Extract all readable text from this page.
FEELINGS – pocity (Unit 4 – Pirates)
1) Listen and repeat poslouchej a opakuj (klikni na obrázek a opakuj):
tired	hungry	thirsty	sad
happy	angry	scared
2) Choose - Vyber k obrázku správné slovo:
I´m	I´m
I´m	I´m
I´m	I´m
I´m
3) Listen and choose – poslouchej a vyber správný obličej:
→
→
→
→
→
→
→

..........

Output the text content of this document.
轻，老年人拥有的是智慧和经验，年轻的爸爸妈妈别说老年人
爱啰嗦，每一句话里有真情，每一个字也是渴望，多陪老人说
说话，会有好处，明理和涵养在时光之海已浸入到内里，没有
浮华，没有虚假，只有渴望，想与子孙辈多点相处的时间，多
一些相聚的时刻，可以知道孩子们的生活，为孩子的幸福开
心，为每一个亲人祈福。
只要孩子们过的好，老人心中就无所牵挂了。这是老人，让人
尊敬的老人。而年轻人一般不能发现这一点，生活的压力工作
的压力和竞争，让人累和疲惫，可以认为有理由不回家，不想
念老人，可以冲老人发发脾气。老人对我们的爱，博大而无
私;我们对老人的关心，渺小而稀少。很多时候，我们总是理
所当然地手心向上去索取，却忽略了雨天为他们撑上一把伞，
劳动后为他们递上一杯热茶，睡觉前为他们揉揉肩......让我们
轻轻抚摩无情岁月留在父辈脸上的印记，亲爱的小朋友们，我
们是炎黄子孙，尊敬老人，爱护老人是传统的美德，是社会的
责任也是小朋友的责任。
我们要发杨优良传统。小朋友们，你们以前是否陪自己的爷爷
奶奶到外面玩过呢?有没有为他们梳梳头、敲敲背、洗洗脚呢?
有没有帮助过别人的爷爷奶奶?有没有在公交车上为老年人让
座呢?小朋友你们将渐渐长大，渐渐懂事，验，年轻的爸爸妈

..........

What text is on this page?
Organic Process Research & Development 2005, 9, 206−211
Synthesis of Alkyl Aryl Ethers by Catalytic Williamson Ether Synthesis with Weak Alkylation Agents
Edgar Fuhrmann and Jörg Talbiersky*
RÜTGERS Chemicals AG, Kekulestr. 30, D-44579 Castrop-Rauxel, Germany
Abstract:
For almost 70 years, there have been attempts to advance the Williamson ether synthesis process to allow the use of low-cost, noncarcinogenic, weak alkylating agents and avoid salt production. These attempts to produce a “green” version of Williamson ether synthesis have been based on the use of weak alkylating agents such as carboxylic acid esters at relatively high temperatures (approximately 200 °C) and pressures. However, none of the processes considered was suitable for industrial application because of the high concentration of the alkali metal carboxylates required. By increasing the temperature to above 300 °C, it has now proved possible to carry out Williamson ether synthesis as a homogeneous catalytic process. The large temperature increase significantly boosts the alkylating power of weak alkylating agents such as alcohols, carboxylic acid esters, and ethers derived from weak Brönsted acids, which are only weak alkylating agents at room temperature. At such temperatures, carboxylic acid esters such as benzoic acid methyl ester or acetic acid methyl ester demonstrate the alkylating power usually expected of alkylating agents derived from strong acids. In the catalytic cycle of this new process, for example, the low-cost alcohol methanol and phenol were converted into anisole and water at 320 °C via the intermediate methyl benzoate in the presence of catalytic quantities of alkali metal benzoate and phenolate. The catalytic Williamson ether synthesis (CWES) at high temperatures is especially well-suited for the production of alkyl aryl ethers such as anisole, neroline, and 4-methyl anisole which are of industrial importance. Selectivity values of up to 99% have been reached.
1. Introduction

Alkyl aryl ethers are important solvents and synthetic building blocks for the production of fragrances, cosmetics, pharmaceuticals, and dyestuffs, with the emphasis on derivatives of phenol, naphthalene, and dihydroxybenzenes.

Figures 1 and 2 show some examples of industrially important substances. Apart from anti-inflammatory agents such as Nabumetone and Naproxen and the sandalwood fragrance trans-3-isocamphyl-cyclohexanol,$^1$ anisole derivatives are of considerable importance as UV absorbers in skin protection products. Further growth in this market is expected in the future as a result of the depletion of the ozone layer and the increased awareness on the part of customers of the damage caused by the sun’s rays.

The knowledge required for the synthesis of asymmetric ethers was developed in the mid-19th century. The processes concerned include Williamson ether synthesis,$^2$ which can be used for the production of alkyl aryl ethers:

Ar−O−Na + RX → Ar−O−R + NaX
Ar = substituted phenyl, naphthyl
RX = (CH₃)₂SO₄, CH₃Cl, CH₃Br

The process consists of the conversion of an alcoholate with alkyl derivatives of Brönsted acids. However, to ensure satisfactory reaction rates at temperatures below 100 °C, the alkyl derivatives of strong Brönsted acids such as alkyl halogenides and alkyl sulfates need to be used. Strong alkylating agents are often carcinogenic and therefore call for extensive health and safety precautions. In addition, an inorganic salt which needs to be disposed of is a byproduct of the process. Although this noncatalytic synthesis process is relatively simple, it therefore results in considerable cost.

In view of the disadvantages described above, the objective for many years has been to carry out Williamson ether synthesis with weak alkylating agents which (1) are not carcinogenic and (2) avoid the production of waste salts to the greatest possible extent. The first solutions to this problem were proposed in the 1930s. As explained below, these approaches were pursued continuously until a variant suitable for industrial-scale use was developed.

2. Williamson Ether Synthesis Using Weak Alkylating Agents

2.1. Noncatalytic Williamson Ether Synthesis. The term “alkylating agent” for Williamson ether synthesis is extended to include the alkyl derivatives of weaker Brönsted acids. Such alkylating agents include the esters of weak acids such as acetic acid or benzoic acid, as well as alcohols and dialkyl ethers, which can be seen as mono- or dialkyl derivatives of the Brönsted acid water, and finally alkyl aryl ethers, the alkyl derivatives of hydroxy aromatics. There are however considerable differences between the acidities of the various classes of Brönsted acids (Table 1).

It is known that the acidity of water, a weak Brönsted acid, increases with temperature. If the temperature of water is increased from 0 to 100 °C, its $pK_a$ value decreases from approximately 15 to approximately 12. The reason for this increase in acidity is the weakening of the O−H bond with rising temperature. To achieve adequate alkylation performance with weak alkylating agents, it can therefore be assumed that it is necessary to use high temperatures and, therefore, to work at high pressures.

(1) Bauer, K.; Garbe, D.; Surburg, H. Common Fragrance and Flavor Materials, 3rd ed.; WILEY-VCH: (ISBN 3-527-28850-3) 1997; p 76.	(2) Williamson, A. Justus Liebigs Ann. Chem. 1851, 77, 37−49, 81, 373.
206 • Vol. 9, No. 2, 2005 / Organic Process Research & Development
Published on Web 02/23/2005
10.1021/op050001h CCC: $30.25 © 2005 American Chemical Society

..........

Stated task:
Only a number is wanted: how many lines contain the word "Listen"?

Solution to the problem:
2